SET PROBLEM
Identify the lines containing the word "Domicilio". Copy each one.

[Extracted data entries]
[start]

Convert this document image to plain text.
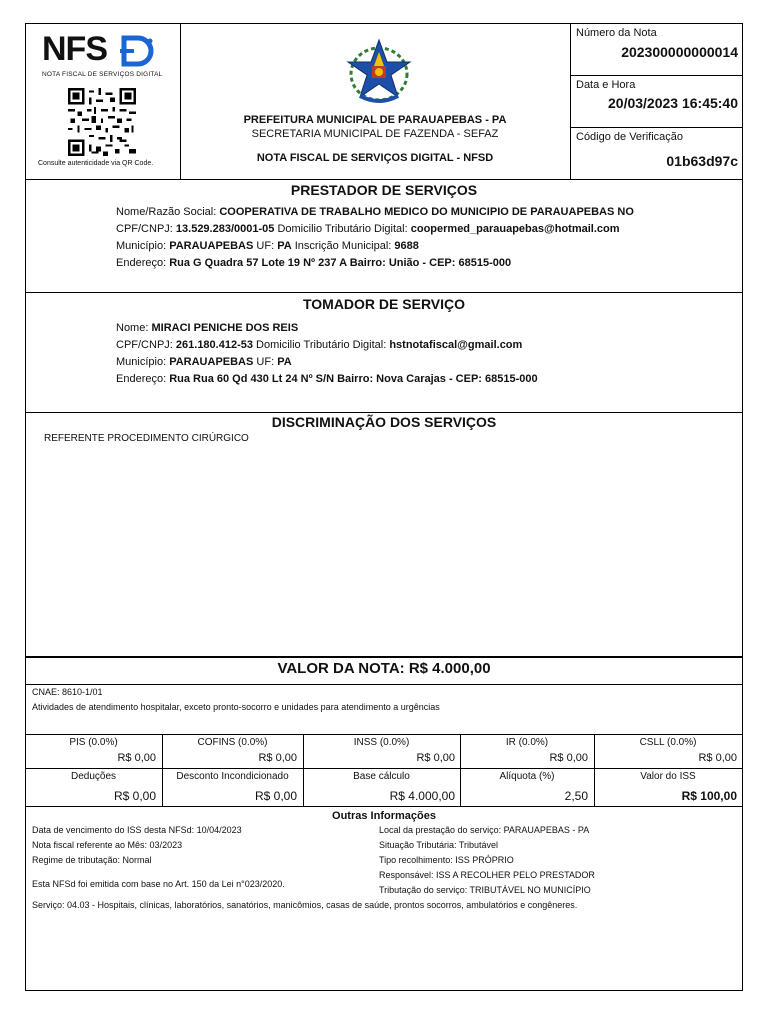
NFS
NOTA FISCAL DE SERVIÇOS DIGITAL
Consulte autenticidade via QR Code.
PREFEITURA MUNICIPAL DE PARAUAPEBAS - PA
SECRETARIA MUNICIPAL DE FAZENDA - SEFAZ
NOTA FISCAL DE SERVIÇOS DIGITAL - NFSD
Número da Nota
202300000000014
Data e Hora
20/03/2023 16:45:40
Código de Verificação
01b63d97c
PRESTADOR DE SERVIÇOS
Nome/Razão Social: COOPERATIVA DE TRABALHO MEDICO DO MUNICIPIO DE PARAUAPEBAS NO
CPF/CNPJ: 13.529.283/0001-05 Domicilio Tributário Digital: coopermed_parauapebas@hotmail.com
Município: PARAUAPEBAS UF: PA Inscrição Municipal: 9688
Endereço: Rua G Quadra 57 Lote 19 Nº 237 A Bairro: União - CEP: 68515-000
TOMADOR DE SERVIÇO
Nome: MIRACI PENICHE DOS REIS
CPF/CNPJ: 261.180.412-53 Domicilio Tributário Digital: hstnotafiscal@gmail.com
Município: PARAUAPEBAS UF: PA
Endereço: Rua Rua 60 Qd 430 Lt 24 Nº S/N Bairro: Nova Carajas - CEP: 68515-000
DISCRIMINAÇÃO DOS SERVIÇOS
REFERENTE PROCEDIMENTO CIRÚRGICO
VALOR DA NOTA: R$ 4.000,00
CNAE: 8610-1/01
Atividades de atendimento hospitalar, exceto pronto-socorro e unidades para atendimento a urgências
PIS (0.0%)
R$ 0,00
COFINS (0.0%)
R$ 0,00
INSS (0.0%)
R$ 0,00
IR (0.0%)
R$ 0,00
CSLL (0.0%)
R$ 0,00
Deduções
R$ 0,00
Desconto Incondicionado
R$ 0,00
Base cálculo
R$ 4.000,00
Alíquota (%)
2,50
Valor do ISS
R$ 100,00
Outras Informações
Data de vencimento do ISS desta NFSd: 10/04/2023
Nota fiscal referente ao Mês: 03/2023
Regime de tributação: Normal
Esta NFSd foi emitida com base no Art. 150 da Lei n°023/2020.
Local da prestação do serviço: PARAUAPEBAS - PA
Situação Tributária: Tributável
Tipo recolhimento: ISS PRÓPRIO
Responsável: ISS A RECOLHER PELO PRESTADOR
Tributação do serviço: TRIBUTÁVEL NO MUNICÍPIO
Serviço: 04.03 - Hospitais, clínicas, laboratórios, sanatórios, manicômios, casas de saúde, prontos socorros, ambulatórios e congêneres.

[end]

EXPECTED ANSWER
CPF/CNPJ: 13.529.283/0001-05 Domicilio Tributário Digital: coopermed_parauapebas@hotmail.com
CPF/CNPJ: 261.180.412-53 Domicilio Tributário Digital: hstnotafiscal@gmail.com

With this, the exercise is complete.